_Short task_.
Write out each record again exactly as it stands.

_Provided entries_.
[Start]

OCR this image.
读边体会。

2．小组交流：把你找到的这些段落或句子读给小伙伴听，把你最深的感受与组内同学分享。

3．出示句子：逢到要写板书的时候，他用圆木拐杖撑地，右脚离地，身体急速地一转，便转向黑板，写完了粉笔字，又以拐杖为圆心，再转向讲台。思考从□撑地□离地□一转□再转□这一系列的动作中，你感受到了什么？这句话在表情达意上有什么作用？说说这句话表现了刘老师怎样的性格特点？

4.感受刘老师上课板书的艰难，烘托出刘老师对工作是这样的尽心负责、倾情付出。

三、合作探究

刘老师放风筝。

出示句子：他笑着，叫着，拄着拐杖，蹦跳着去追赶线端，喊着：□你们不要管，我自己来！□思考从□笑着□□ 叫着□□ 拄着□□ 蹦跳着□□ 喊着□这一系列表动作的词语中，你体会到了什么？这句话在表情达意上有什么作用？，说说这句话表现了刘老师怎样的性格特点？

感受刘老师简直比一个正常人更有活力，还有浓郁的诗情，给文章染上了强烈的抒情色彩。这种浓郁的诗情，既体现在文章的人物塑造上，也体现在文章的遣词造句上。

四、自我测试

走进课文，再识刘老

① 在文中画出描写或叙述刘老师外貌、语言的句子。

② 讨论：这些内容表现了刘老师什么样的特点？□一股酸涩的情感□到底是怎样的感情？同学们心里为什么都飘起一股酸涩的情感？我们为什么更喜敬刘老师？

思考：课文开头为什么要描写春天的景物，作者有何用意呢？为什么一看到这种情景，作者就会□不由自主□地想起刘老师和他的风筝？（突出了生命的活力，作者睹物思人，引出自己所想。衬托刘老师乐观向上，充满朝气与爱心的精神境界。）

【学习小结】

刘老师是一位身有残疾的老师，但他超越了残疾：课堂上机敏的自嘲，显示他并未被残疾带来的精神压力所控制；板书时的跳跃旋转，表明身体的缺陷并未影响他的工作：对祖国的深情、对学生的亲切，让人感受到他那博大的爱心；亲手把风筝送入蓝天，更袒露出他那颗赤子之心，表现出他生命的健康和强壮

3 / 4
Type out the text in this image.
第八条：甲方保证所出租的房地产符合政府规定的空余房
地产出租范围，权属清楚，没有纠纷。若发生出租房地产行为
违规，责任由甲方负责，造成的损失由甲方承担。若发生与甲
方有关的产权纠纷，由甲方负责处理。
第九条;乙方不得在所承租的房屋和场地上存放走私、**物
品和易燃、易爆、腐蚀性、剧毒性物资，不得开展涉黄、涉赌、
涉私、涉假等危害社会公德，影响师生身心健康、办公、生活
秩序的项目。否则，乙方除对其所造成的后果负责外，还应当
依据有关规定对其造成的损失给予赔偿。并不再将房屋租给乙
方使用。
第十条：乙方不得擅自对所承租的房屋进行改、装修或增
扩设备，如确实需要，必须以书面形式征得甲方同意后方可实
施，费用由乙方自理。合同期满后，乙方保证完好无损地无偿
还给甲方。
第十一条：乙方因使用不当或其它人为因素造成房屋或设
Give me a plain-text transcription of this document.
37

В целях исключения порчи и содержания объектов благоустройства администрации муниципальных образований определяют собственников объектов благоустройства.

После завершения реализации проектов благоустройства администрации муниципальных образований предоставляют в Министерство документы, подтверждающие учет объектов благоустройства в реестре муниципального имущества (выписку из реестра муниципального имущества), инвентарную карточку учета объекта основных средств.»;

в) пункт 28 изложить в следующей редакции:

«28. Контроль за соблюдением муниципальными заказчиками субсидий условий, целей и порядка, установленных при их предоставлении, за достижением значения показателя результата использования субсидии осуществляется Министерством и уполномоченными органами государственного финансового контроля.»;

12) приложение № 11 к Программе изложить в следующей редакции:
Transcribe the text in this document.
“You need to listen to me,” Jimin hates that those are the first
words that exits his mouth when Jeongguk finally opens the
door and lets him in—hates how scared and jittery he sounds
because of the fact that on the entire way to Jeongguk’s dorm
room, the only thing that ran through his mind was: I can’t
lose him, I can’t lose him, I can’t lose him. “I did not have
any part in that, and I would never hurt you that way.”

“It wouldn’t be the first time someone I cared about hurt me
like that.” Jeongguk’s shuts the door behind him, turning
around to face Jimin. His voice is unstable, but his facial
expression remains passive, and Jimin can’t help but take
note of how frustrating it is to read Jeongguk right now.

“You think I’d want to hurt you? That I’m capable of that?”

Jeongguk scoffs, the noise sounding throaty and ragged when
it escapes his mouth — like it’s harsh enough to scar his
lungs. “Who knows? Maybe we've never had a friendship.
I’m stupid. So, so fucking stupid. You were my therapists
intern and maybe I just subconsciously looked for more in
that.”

[End]

_Reply_.
OCR this image.
读边体会。

2．小组交流：把你找到的这些段落或句子读给小伙伴听，把你最深的感受与组内同学分享。

3．出示句子：逢到要写板书的时候，他用圆木拐杖撑地，右脚离地，身体急速地一转，便转向黑板，写完了粉笔字，又以拐杖为圆心，再转向讲台。思考从□撑地□离地□一转□再转□这一系列的动作中，你感受到了什么？这句话在表情达意上有什么作用？说说这句话表现了刘老师怎样的性格特点？

4.感受刘老师上课板书的艰难，烘托出刘老师对工作是这样的尽心负责、倾情付出。

三、合作探究

刘老师放风筝。

出示句子：他笑着，叫着，拄着拐杖，蹦跳着去追赶线端，喊着：□你们不要管，我自己来！□思考从□笑着□□ 叫着□□ 拄着□□ 蹦跳着□□ 喊着□这一系列表动作的词语中，你体会到了什么？这句话在表情达意上有什么作用？，说说这句话表现了刘老师怎样的性格特点？

感受刘老师简直比一个正常人更有活力，还有浓郁的诗情，给文章染上了强烈的抒情色彩。这种浓郁的诗情，既体现在文章的人物塑造上，也体现在文章的遣词造句上。

四、自我测试

走进课文，再识刘老

① 在文中画出描写或叙述刘老师外貌、语言的句子。

② 讨论：这些内容表现了刘老师什么样的特点？□一股酸涩的情感□到底是怎样的感情？同学们心里为什么都飘起一股酸涩的情感？我们为什么更喜敬刘老师？

思考：课文开头为什么要描写春天的景物，作者有何用意呢？为什么一看到这种情景，作者就会□不由自主□地想起刘老师和他的风筝？（突出了生命的活力，作者睹物思人，引出自己所想。衬托刘老师乐观向上，充满朝气与爱心的精神境界。）

【学习小结】

刘老师是一位身有残疾的老师，但他超越了残疾：课堂上机敏的自嘲，显示他并未被残疾带来的精神压力所控制；板书时的跳跃旋转，表明身体的缺陷并未影响他的工作：对祖国的深情、对学生的亲切，让人感受到他那博大的爱心；亲手把风筝送入蓝天，更袒露出他那颗赤子之心，表现出他生命的健康和强壮

3 / 4
Type out the text in this image.
第八条：甲方保证所出租的房地产符合政府规定的空余房
地产出租范围，权属清楚，没有纠纷。若发生出租房地产行为
违规，责任由甲方负责，造成的损失由甲方承担。若发生与甲
方有关的产权纠纷，由甲方负责处理。
第九条;乙方不得在所承租的房屋和场地上存放走私、**物
品和易燃、易爆、腐蚀性、剧毒性物资，不得开展涉黄、涉赌、
涉私、涉假等危害社会公德，影响师生身心健康、办公、生活
秩序的项目。否则，乙方除对其所造成的后果负责外，还应当
依据有关规定对其造成的损失给予赔偿。并不再将房屋租给乙
方使用。
第十条：乙方不得擅自对所承租的房屋进行改、装修或增
扩设备，如确实需要，必须以书面形式征得甲方同意后方可实
施，费用由乙方自理。合同期满后，乙方保证完好无损地无偿
还给甲方。
第十一条：乙方因使用不当或其它人为因素造成房屋或设
Give me a plain-text transcription of this document.
37

В целях исключения порчи и содержания объектов благоустройства администрации муниципальных образований определяют собственников объектов благоустройства.

После завершения реализации проектов благоустройства администрации муниципальных образований предоставляют в Министерство документы, подтверждающие учет объектов благоустройства в реестре муниципального имущества (выписку из реестра муниципального имущества), инвентарную карточку учета объекта основных средств.»;

в) пункт 28 изложить в следующей редакции:

«28. Контроль за соблюдением муниципальными заказчиками субсидий условий, целей и порядка, установленных при их предоставлении, за достижением значения показателя результата использования субсидии осуществляется Министерством и уполномоченными органами государственного финансового контроля.»;

12) приложение № 11 к Программе изложить в следующей редакции:
Transcribe the text in this document.
“You need to listen to me,” Jimin hates that those are the first
words that exits his mouth when Jeongguk finally opens the
door and lets him in—hates how scared and jittery he sounds
because of the fact that on the entire way to Jeongguk’s dorm
room, the only thing that ran through his mind was: I can’t
lose him, I can’t lose him, I can’t lose him. “I did not have
any part in that, and I would never hurt you that way.”

“It wouldn’t be the first time someone I cared about hurt me
like that.” Jeongguk’s shuts the door behind him, turning
around to face Jimin. His voice is unstable, but his facial
expression remains passive, and Jimin can’t help but take
note of how frustrating it is to read Jeongguk right now.

“You think I’d want to hurt you? That I’m capable of that?”

Jeongguk scoffs, the noise sounding throaty and ragged when
it escapes his mouth — like it’s harsh enough to scar his
lungs. “Who knows? Maybe we've never had a friendship.
I’m stupid. So, so fucking stupid. You were my therapists
intern and maybe I just subconsciously looked for more in
that.”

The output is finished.